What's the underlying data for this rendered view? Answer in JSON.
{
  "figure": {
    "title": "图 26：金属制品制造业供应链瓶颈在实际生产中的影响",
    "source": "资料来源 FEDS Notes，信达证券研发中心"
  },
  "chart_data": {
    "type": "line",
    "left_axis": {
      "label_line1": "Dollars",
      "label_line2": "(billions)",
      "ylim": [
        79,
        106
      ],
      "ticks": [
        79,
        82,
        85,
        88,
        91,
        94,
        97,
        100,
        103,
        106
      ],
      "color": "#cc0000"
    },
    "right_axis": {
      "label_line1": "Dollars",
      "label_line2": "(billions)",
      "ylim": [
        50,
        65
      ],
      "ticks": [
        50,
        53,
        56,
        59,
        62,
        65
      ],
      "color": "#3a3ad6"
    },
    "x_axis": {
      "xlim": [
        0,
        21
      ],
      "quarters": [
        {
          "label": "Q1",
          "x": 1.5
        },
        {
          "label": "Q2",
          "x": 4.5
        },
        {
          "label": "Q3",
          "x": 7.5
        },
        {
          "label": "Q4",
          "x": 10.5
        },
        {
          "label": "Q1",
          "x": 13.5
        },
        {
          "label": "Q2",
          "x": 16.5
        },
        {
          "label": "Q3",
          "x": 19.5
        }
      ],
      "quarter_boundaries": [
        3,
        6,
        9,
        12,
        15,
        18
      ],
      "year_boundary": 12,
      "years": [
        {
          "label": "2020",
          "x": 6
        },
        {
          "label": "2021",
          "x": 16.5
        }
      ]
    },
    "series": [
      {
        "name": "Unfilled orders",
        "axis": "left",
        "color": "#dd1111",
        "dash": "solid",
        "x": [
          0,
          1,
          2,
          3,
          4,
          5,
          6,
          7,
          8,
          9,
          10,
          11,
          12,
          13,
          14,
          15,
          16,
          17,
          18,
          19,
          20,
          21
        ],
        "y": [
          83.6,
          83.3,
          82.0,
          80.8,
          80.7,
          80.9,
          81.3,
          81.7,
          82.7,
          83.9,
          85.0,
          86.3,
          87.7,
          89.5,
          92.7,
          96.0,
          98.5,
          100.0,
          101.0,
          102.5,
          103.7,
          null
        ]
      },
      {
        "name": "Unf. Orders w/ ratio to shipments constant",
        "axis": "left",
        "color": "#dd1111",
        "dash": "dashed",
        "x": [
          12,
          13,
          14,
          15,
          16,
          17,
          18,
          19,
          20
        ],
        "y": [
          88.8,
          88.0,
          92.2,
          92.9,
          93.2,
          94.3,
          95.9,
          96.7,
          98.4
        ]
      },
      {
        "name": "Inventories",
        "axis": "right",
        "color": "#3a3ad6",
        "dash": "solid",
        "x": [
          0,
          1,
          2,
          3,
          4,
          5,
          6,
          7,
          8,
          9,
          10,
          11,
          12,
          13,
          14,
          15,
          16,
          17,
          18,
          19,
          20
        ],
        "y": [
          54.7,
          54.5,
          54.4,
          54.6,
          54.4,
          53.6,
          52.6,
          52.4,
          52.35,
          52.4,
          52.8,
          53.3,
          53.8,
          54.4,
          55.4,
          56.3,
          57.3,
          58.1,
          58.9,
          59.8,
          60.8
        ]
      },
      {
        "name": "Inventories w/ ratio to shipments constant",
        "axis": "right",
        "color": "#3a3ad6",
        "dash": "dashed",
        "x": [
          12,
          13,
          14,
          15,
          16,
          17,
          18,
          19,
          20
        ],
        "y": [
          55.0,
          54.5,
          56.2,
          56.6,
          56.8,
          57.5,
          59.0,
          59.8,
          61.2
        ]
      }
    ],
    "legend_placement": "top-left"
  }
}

++++++

Task brief. Each line above must be printed exactly as it appears.

Solution below.
What's the underlying data for this rendered view? Answer in JSON.
{
  "figure": {
    "title": "图 26：金属制品制造业供应链瓶颈在实际生产中的影响",
    "source": "资料来源 FEDS Notes，信达证券研发中心"
  },
  "chart_data": {
    "type": "line",
    "left_axis": {
      "label_line1": "Dollars",
      "label_line2": "(billions)",
      "ylim": [
        79,
        106
      ],
      "ticks": [
        79,
        82,
        85,
        88,
        91,
        94,
        97,
        100,
        103,
        106
      ],
      "color": "#cc0000"
    },
    "right_axis": {
      "label_line1": "Dollars",
      "label_line2": "(billions)",
      "ylim": [
        50,
        65
      ],
      "ticks": [
        50,
        53,
        56,
        59,
        62,
        65
      ],
      "color": "#3a3ad6"
    },
    "x_axis": {
      "xlim": [
        0,
        21
      ],
      "quarters": [
        {
          "label": "Q1",
          "x": 1.5
        },
        {
          "label": "Q2",
          "x": 4.5
        },
        {
          "label": "Q3",
          "x": 7.5
        },
        {
          "label": "Q4",
          "x": 10.5
        },
        {
          "label": "Q1",
          "x": 13.5
        },
        {
          "label": "Q2",
          "x": 16.5
        },
        {
          "label": "Q3",
          "x": 19.5
        }
      ],
      "quarter_boundaries": [
        3,
        6,
        9,
        12,
        15,
        18
      ],
      "year_boundary": 12,
      "years": [
        {
          "label": "2020",
          "x": 6
        },
        {
          "label": "2021",
          "x": 16.5
        }
      ]
    },
    "series": [
      {
        "name": "Unfilled orders",
        "axis": "left",
        "color": "#dd1111",
        "dash": "solid",
        "x": [
          0,
          1,
          2,
          3,
          4,
          5,
          6,
          7,
          8,
          9,
          10,
          11,
          12,
          13,
          14,
          15,
          16,
          17,
          18,
          19,
          20,
          21
        ],
        "y": [
          83.6,
          83.3,
          82.0,
          80.8,
          80.7,
          80.9,
          81.3,
          81.7,
          82.7,
          83.9,
          85.0,
          86.3,
          87.7,
          89.5,
          92.7,
          96.0,
          98.5,
          100.0,
          101.0,
          102.5,
          103.7,
          null
        ]
      },
      {
        "name": "Unf. Orders w/ ratio to shipments constant",
        "axis": "left",
        "color": "#dd1111",
        "dash": "dashed",
        "x": [
          12,
          13,
          14,
          15,
          16,
          17,
          18,
          19,
          20
        ],
        "y": [
          88.8,
          88.0,
          92.2,
          92.9,
          93.2,
          94.3,
          95.9,
          96.7,
          98.4
        ]
      },
      {
        "name": "Inventories",
        "axis": "right",
        "color": "#3a3ad6",
        "dash": "solid",
        "x": [
          0,
          1,
          2,
          3,
          4,
          5,
          6,
          7,
          8,
          9,
          10,
          11,
          12,
          13,
          14,
          15,
          16,
          17,
          18,
          19,
          20
        ],
        "y": [
          54.7,
          54.5,
          54.4,
          54.6,
          54.4,
          53.6,
          52.6,
          52.4,
          52.35,
          52.4,
          52.8,
          53.3,
          53.8,
          54.4,
          55.4,
          56.3,
          57.3,
          58.1,
          58.9,
          59.8,
          60.8
        ]
      },
      {
        "name": "Inventories w/ ratio to shipments constant",
        "axis": "right",
        "color": "#3a3ad6",
        "dash": "dashed",
        "x": [
          12,
          13,
          14,
          15,
          16,
          17,
          18,
          19,
          20
        ],
        "y": [
          55.0,
          54.5,
          56.2,
          56.6,
          56.8,
          57.5,
          59.0,
          59.8,
          61.2
        ]
      }
    ],
    "legend_placement": "top-left"
  }
}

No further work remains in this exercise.